PROVIDED DATA -

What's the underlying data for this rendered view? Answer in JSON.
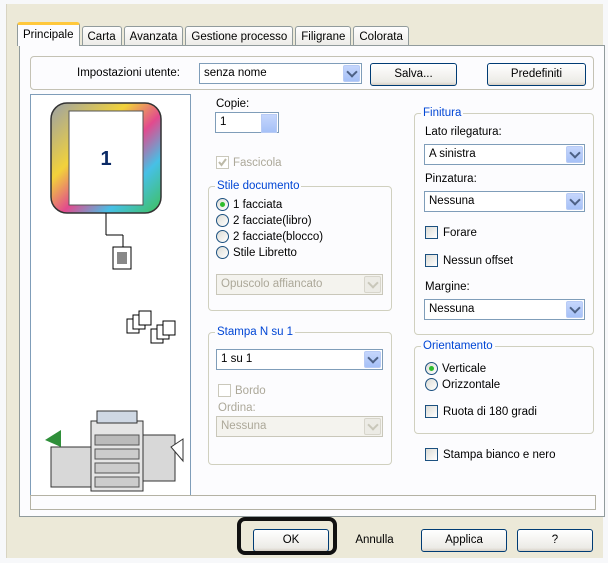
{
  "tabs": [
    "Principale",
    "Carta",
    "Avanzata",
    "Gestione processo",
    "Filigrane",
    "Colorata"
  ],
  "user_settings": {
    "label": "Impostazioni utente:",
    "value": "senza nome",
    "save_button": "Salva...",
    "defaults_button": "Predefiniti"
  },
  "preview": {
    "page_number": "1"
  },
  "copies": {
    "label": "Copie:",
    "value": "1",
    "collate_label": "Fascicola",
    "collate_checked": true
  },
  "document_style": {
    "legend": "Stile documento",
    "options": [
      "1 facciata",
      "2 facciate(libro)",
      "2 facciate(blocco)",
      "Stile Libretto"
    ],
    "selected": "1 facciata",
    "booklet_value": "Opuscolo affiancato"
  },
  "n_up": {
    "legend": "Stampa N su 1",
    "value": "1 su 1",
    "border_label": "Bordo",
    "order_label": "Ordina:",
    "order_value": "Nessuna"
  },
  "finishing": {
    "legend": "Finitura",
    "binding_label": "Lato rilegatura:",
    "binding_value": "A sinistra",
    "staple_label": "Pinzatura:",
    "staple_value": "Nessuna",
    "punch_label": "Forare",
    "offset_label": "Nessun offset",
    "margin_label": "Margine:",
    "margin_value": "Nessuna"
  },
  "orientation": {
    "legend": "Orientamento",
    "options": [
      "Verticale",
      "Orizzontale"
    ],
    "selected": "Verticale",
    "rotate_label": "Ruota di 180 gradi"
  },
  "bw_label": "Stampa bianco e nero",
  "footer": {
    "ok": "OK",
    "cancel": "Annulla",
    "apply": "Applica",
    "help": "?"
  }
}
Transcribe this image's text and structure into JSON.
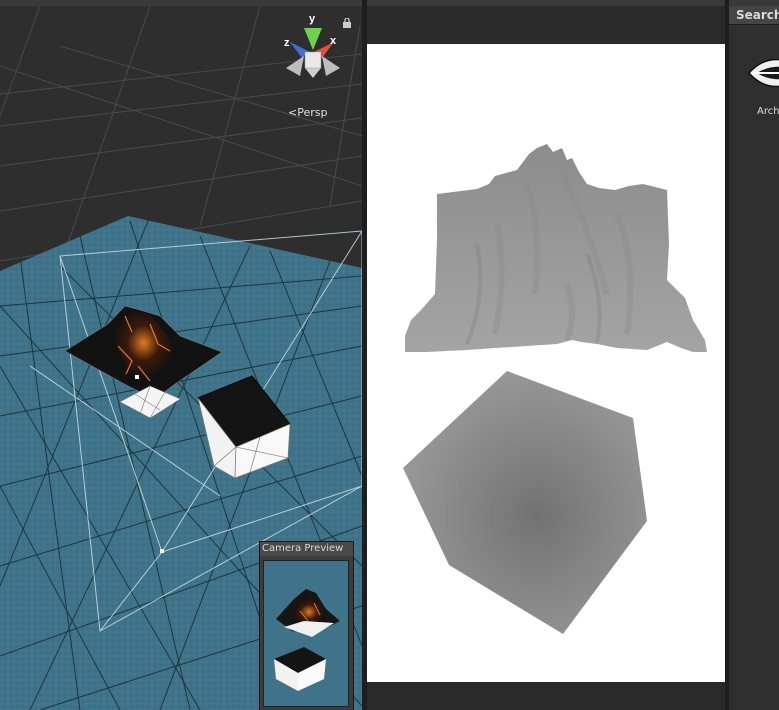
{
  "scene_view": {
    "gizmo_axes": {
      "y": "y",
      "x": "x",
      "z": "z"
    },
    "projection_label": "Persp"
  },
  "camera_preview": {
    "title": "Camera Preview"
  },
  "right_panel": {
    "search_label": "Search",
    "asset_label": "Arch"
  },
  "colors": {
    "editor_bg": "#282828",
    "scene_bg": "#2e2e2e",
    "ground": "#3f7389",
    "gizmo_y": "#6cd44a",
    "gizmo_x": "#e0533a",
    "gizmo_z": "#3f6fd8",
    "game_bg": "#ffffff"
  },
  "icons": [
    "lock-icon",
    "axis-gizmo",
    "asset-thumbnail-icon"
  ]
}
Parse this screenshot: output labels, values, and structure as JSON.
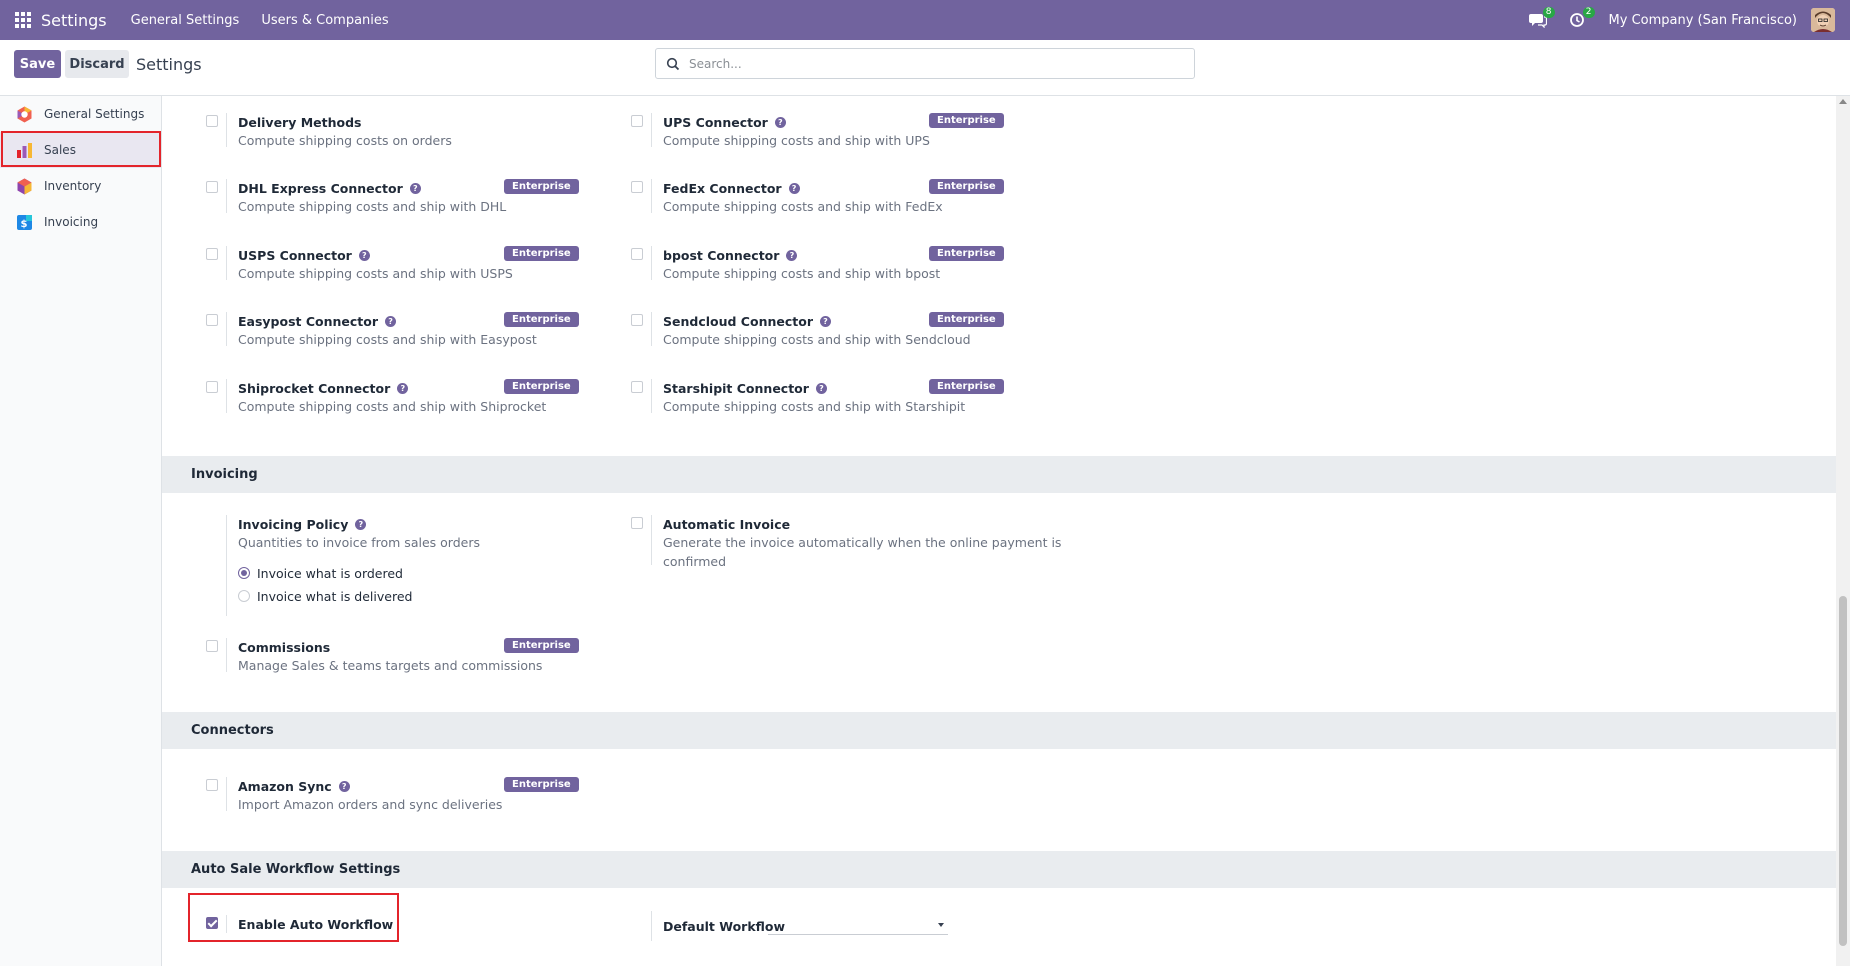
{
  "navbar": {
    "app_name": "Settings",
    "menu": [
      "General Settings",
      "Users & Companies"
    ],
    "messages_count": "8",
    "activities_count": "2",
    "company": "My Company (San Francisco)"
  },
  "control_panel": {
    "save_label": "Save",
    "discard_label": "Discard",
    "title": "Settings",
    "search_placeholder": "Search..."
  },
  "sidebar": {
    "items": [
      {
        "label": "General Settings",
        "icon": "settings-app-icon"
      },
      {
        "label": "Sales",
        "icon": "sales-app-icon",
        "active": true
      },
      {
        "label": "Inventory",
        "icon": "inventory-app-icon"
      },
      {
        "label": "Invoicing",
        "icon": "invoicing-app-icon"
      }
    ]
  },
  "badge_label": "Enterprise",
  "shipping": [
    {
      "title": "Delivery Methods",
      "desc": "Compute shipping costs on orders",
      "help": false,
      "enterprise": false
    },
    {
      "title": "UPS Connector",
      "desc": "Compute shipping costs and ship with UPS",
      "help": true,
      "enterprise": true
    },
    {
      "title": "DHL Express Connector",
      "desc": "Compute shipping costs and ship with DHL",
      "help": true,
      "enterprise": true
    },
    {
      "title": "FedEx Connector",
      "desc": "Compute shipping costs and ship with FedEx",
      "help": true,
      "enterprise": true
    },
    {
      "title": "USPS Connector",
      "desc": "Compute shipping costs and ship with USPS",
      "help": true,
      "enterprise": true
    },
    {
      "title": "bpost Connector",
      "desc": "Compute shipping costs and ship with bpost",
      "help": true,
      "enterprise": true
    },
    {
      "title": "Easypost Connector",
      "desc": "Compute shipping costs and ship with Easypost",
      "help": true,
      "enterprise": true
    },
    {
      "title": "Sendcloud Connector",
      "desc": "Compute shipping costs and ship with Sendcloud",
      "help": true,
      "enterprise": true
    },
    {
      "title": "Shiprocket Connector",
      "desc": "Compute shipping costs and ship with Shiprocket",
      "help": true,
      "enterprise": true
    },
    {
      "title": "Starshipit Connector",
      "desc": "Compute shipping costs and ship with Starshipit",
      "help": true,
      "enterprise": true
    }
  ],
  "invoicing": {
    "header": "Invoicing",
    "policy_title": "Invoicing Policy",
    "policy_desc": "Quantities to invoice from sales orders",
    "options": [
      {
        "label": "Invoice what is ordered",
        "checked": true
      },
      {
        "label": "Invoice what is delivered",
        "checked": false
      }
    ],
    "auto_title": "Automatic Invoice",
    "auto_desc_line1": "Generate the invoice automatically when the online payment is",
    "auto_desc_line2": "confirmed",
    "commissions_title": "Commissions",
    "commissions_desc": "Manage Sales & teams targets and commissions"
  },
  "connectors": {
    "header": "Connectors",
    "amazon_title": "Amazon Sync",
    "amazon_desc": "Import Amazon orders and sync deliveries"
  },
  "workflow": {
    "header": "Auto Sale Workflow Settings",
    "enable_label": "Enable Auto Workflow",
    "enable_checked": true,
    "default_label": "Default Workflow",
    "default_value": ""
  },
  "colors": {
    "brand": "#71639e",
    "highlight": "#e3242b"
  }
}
==
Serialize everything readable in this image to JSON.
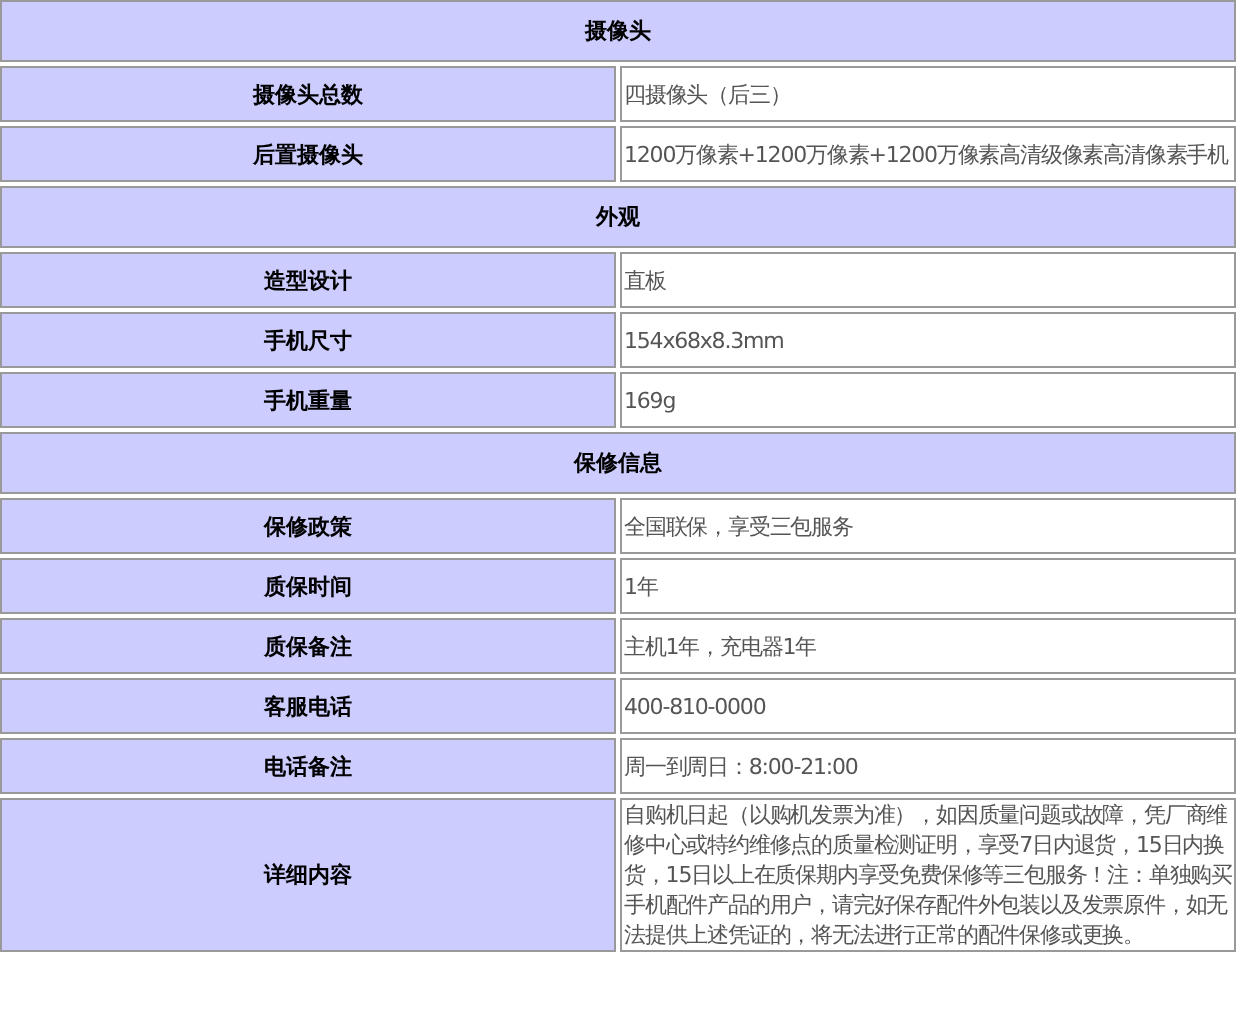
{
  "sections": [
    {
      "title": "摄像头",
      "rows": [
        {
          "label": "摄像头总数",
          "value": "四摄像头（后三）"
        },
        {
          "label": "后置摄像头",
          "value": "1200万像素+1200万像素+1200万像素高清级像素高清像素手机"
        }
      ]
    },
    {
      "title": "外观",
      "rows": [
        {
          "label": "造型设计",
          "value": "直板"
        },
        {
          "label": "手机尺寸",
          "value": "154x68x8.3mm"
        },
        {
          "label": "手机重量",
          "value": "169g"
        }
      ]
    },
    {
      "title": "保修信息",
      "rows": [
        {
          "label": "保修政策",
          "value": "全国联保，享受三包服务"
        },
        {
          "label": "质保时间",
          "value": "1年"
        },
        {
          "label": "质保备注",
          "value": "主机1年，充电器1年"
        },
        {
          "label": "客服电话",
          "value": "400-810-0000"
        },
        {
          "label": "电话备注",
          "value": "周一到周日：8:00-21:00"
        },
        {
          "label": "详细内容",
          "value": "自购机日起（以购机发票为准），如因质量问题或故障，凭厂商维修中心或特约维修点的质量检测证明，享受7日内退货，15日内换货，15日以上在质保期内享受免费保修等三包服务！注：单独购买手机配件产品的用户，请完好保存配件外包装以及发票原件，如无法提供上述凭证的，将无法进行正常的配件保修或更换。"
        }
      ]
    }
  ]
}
--
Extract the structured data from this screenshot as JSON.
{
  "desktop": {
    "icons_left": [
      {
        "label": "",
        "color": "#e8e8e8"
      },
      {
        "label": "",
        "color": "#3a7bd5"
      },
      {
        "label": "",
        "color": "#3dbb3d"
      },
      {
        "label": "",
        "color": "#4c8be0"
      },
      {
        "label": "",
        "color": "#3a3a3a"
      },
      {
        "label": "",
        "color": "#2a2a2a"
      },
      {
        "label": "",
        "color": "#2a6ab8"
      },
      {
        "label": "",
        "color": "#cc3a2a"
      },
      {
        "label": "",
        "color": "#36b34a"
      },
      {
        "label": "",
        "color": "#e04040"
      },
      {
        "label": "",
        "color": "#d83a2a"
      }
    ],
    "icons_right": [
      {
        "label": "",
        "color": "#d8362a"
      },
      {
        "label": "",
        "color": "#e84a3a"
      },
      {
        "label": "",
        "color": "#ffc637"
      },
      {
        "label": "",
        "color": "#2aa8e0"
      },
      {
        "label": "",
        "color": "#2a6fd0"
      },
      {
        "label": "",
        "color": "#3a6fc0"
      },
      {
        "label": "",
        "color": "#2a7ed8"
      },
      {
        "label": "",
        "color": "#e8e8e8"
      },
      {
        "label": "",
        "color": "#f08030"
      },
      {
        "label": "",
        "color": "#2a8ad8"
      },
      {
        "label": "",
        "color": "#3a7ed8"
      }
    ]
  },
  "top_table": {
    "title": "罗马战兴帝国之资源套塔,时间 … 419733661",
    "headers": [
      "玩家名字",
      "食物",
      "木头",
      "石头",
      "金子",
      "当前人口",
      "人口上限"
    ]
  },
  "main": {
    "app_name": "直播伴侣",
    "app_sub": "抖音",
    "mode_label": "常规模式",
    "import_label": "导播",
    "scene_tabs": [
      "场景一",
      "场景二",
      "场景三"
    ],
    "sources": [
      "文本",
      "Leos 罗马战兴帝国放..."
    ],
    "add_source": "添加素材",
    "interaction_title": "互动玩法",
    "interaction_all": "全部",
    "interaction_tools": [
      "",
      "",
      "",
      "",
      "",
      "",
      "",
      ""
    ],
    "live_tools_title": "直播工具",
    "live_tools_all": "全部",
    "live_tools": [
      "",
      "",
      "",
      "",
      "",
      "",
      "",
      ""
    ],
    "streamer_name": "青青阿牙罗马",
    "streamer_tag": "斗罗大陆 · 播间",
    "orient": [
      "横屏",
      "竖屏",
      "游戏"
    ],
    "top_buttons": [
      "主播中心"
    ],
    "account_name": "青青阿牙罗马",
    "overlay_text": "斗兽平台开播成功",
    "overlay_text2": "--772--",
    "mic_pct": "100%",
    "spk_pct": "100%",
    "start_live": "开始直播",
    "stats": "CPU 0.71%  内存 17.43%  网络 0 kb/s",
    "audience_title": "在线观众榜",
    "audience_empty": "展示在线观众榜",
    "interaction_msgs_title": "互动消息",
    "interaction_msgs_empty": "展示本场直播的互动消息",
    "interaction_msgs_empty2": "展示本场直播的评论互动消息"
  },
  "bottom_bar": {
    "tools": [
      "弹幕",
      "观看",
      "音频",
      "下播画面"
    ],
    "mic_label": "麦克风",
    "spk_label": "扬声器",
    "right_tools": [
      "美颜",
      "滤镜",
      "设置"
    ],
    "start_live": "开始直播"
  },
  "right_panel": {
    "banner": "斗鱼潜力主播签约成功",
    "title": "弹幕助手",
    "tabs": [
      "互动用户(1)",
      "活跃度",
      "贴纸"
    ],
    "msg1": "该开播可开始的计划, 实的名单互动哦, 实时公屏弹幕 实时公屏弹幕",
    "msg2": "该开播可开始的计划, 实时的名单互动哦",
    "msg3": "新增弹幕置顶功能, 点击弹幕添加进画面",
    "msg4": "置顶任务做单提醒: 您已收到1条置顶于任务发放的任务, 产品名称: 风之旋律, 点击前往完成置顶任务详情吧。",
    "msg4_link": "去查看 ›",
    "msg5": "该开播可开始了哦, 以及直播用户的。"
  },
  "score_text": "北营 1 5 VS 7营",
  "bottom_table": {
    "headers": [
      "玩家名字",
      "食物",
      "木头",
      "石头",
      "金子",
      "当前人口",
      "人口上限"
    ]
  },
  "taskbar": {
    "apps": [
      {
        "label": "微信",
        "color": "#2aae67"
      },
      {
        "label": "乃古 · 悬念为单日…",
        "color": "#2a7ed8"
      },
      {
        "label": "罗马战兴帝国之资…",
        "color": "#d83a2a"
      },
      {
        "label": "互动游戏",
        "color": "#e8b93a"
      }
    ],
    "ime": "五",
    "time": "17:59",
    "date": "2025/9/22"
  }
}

THE EXERCISE - Each line with the string "Stile" in it needs to be found and copied.

SOLUTION FOR THIS TASK -
    "legend": "Stile documento",
      "Stile Libretto"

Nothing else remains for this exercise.